REQUIREMENT: Return all the entries exactly, keeping pictures out.

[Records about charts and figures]
○ ○ ○ ○ ○
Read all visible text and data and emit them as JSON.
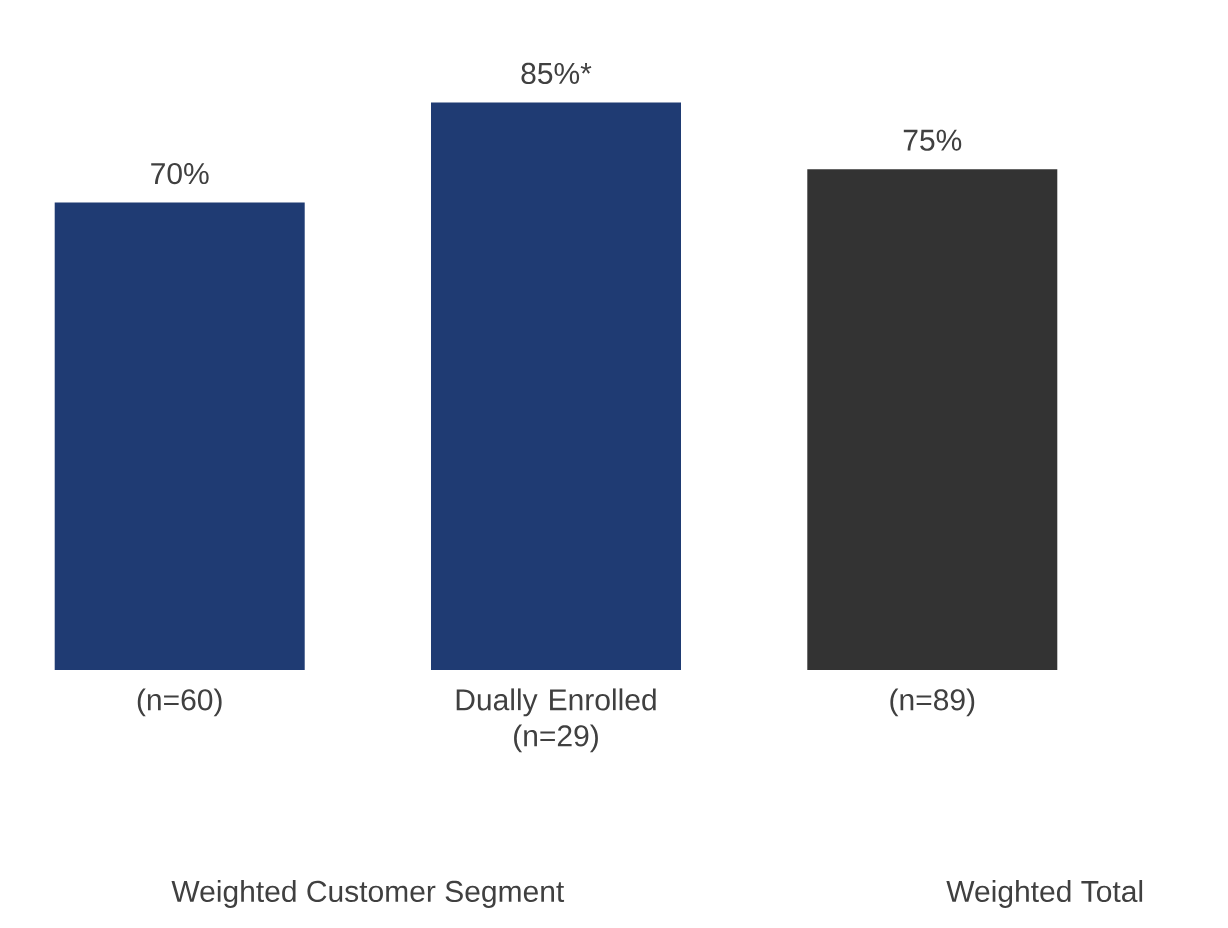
{
  "chart_data": {
    "type": "bar",
    "categories": [
      "(n=60)",
      "Dually Enrolled (n=29)",
      "(n=89)"
    ],
    "values": [
      70,
      85,
      75
    ],
    "value_labels": [
      "70%",
      "85%*",
      "75%"
    ],
    "colors": [
      "#1f3b73",
      "#1f3b73",
      "#333333"
    ],
    "annotations": [
      "Weighted Customer Segment",
      "Weighted Total"
    ]
  }
}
○ ○ ○ ○ ○
TASK SOLUTION:
Read all visible text and data and emit them as JSON.
{
  "chart_data": {
    "type": "bar",
    "categories": [
      "(n=60)",
      "Dually Enrolled (n=29)",
      "(n=89)"
    ],
    "values": [
      70,
      85,
      75
    ],
    "value_labels": [
      "70%",
      "85%*",
      "75%"
    ],
    "colors": [
      "#1f3b73",
      "#1f3b73",
      "#333333"
    ],
    "annotations": [
      "Weighted Customer Segment",
      "Weighted Total"
    ]
  }
}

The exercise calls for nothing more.